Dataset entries

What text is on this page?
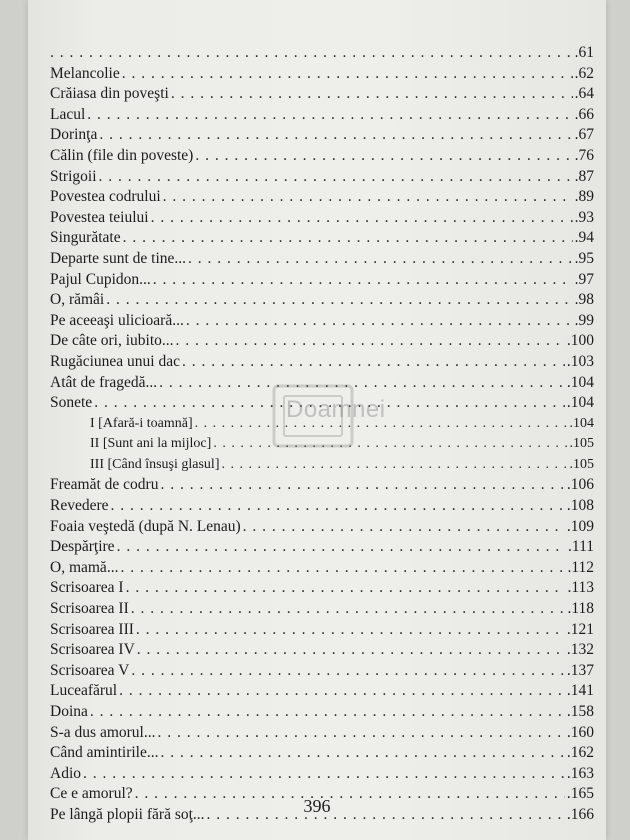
. . .
.61
Melancolie . . .	.62
Crăiasa din poveşti . . .	.64
Lacul . . .	.66
Dorinţa . . .	.67
Călin (file din poveste) . . .	.76
Strigoii . . .	.87
Povestea codrului . . .	.89
Povestea teiului . . .	.93
Singurătate . . .	.94
Departe sunt de tine... . . .	.95
Pajul Cupidon... . . .	.97
O, rămâi . . .	.98
Pe aceeaşi ulicioară... . . .	.99
De câte ori, iubito... . . .	.100
Rugăciunea unui dac . . .	.103
Atât de fragedă... . . .	.104
Sonete . . .	.104
I [Afară-i toamnă] . . .	.104
II [Sunt ani la mijloc] . . .	.105
III [Când însuşi glasul] . . .	.105
Freamăt de codru . . .	.106
Revedere . . .	.108
Foaia veştedă (după N. Lenau) . . .	.109
Despărţire . . .	.111
O, mamă... . . .	.112
Scrisoarea I . . .	.113
Scrisoarea II . . .	.118
Scrisoarea III . . .	.121
Scrisoarea IV . . .	.132
Scrisoarea V . . .	.137
Luceafărul . . .	.141
Doina . . .	.158
S-a dus amorul... . . .	.160
Când amintirile... . . .	.162
Adio . . .	.163
Ce e amorul? . . .	.165
Pe lângă plopii fără soţ... . . .	.166
Doamnei
396
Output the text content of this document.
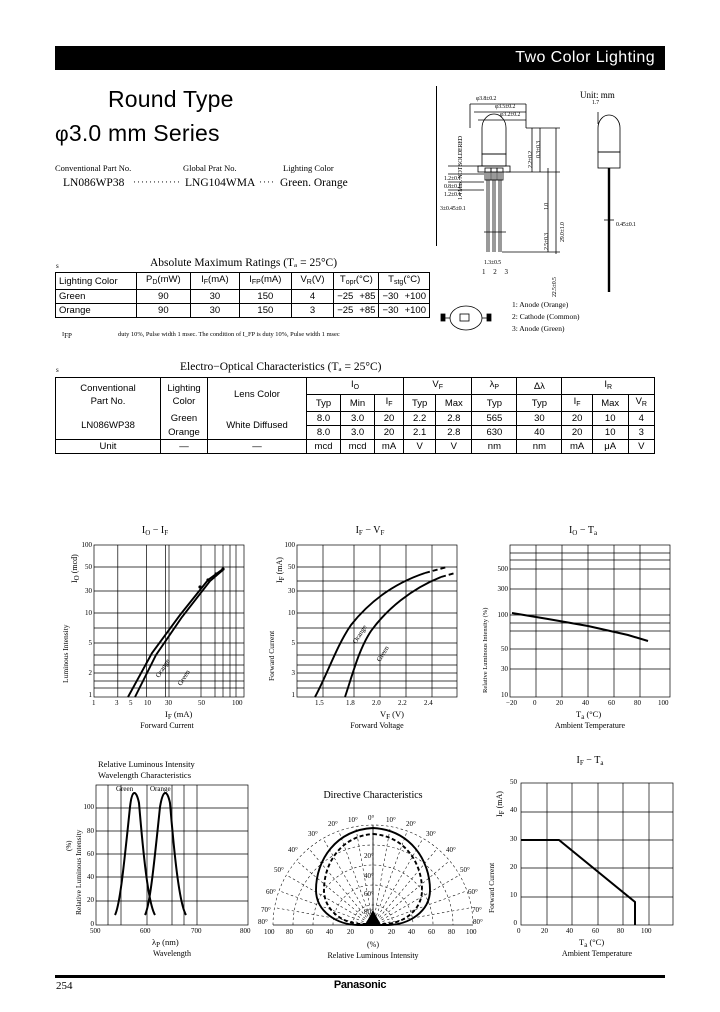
Two Color Lighting
Round Type
φ3.0 mm Series
Conventional Part No.	Global Prat No.	Lighting Color
LN086WP38 ············ LNG104WMA ···· Green. Orange
Unit: mm
φ3.8±0.2
φ3.5±0.2
φ3.2±0.2
1.4 Max. NOT SOLDERED
1.2±0.1
0.8±0.1
1.2±0.1
0.3±0.3
2.2±0.2
1.0
2.5±0.3
22.5±0.5
29.0±1.0
3±0.45±0.1
1.3±0.5
1.7
0.45±0.1
1 2 3
1: Anode (Orange)
2: Cathode (Common)
3: Anode (Green)
s	Absolute Maximum Ratings (Tₐ = 25°C)
Lighting Color	$P_D(mW)$	$I_F(mA)$	$I_{FP}(mA)$	$V_R(V)$	$T_{opr}(^\circ C)$		$T_{stg}(^\circ C)$	
Green	90	30	150	4	−25	+85	−30	+100
Orange	90	30	150	3	−25	+85	−30	+100
IFP	duty 10%, Pulse width 1 msec. The condition of I_FP is duty 10%, Pulse width 1 msec
s	Electro−Optical Characteristics (Tₐ = 25°C)
Conventional
Part No.

Lighting
Color
	Lens Color	$I_O$	$V_F$	$\lambda_P$	Δλ	$I_R$
			Typ	Min	$I_F$	Typ	Max	Typ	Typ	$I_F$	Max	$V_R$
LN086WP38	Green	White Diffused	8.0	3.0	20	2.2	2.8	565	30	20	10	4
	Orange		8.0	3.0	20	2.1	2.8	630	40	20	10	3
Unit	—	—	mcd	mcd	mA	V	V	nm	nm	mA	μA	V
$I_O - I_F$
1	3 5 10 30	50	100
1
2
5
10
30
50
100
$I_F$ (mA)
Forward Current
IO (mcd)
Luminous Intensity	Orange Green
$I_F - V_F$
1.5	1.8 2.0 2.2 2.4
1
3
5
10
30
50
100
$V_F$ (V)
Forward Voltage
IF (mA)
Forward Current	Orange
Green
$I_O - T_a$
−20 0	20	40	60	80 100
10
30
50
100
300
500
$T_a$ (°C)
Ambient Temperature
Relative Luminous Intensity (%)
Relative Luminous Intensity
Wavelength Characteristics
Green Orange
500	600	700	800
0
20
40
60
80
100
$\lambda_P$ (nm)
Wavelength
Relative Luminous Intensity
(%)
Directive Characteristics
0° 10° 20°
30°
40°
50°
60°
70°
80°
10°
20°
30°
40°
50°
60°
70°
80°
20°
40°
60°
80°
100 80 60 40 20 0 20 40 60 80 100
(%)
Relative Luminous Intensity
$I_F - T_a$
0	20	40	60	80 100
0
10
20
30
40
50
$T_a$ (°C)
Ambient Temperature
IF (mA)
Forward Current
254	Panasonic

• [INSTRUCTIONS FOR THE TASK] Using the material above, set down every line exactly, but skip the pictures.

• [EXERCISE SOLUTION]
What text is on this page?
. . .
.61
Melancolie . . .	.62
Crăiasa din poveşti . . .	.64
Lacul . . .	.66
Dorinţa . . .	.67
Călin (file din poveste) . . .	.76
Strigoii . . .	.87
Povestea codrului . . .	.89
Povestea teiului . . .	.93
Singurătate . . .	.94
Departe sunt de tine... . . .	.95
Pajul Cupidon... . . .	.97
O, rămâi . . .	.98
Pe aceeaşi ulicioară... . . .	.99
De câte ori, iubito... . . .	.100
Rugăciunea unui dac . . .	.103
Atât de fragedă... . . .	.104
Sonete . . .	.104
I [Afară-i toamnă] . . .	.104
II [Sunt ani la mijloc] . . .	.105
III [Când însuşi glasul] . . .	.105
Freamăt de codru . . .	.106
Revedere . . .	.108
Foaia veştedă (după N. Lenau) . . .	.109
Despărţire . . .	.111
O, mamă... . . .	.112
Scrisoarea I . . .	.113
Scrisoarea II . . .	.118
Scrisoarea III . . .	.121
Scrisoarea IV . . .	.132
Scrisoarea V . . .	.137
Luceafărul . . .	.141
Doina . . .	.158
S-a dus amorul... . . .	.160
Când amintirile... . . .	.162
Adio . . .	.163
Ce e amorul? . . .	.165
Pe lângă plopii fără soţ... . . .	.166
Doamnei
396
Output the text content of this document.
Two Color Lighting
Round Type
φ3.0 mm Series
Conventional Part No.	Global Prat No.	Lighting Color
LN086WP38 ············ LNG104WMA ···· Green. Orange
Unit: mm
φ3.8±0.2
φ3.5±0.2
φ3.2±0.2
1.4 Max. NOT SOLDERED
1.2±0.1
0.8±0.1
1.2±0.1
0.3±0.3
2.2±0.2
1.0
2.5±0.3
22.5±0.5
29.0±1.0
3±0.45±0.1
1.3±0.5
1.7
0.45±0.1
1 2 3
1: Anode (Orange)
2: Cathode (Common)
3: Anode (Green)
s	Absolute Maximum Ratings (Tₐ = 25°C)
Lighting Color	$P_D(mW)$	$I_F(mA)$	$I_{FP}(mA)$	$V_R(V)$	$T_{opr}(^\circ C)$		$T_{stg}(^\circ C)$	
Green	90	30	150	4	−25	+85	−30	+100
Orange	90	30	150	3	−25	+85	−30	+100
IFP	duty 10%, Pulse width 1 msec. The condition of I_FP is duty 10%, Pulse width 1 msec
s	Electro−Optical Characteristics (Tₐ = 25°C)
Conventional
Part No.

Lighting
Color
	Lens Color	$I_O$	$V_F$	$\lambda_P$	Δλ	$I_R$
			Typ	Min	$I_F$	Typ	Max	Typ	Typ	$I_F$	Max	$V_R$
LN086WP38	Green	White Diffused	8.0	3.0	20	2.2	2.8	565	30	20	10	4
	Orange		8.0	3.0	20	2.1	2.8	630	40	20	10	3
Unit	—	—	mcd	mcd	mA	V	V	nm	nm	mA	μA	V
$I_O - I_F$
1	3 5 10 30	50	100
1
2
5
10
30
50
100
$I_F$ (mA)
Forward Current
IO (mcd)
Luminous Intensity	Orange Green
$I_F - V_F$
1.5	1.8 2.0 2.2 2.4
1
3
5
10
30
50
100
$V_F$ (V)
Forward Voltage
IF (mA)
Forward Current	Orange
Green
$I_O - T_a$
−20 0	20	40	60	80 100
10
30
50
100
300
500
$T_a$ (°C)
Ambient Temperature
Relative Luminous Intensity (%)
Relative Luminous Intensity
Wavelength Characteristics
Green Orange
500	600	700	800
0
20
40
60
80
100
$\lambda_P$ (nm)
Wavelength
Relative Luminous Intensity
(%)
Directive Characteristics
0° 10° 20°
30°
40°
50°
60°
70°
80°
10°
20°
30°
40°
50°
60°
70°
80°
20°
40°
60°
80°
100 80 60 40 20 0 20 40 60 80 100
(%)
Relative Luminous Intensity
$I_F - T_a$
0	20	40	60	80 100
0
10
20
30
40
50
$T_a$ (°C)
Ambient Temperature
IF (mA)
Forward Current
254	Panasonic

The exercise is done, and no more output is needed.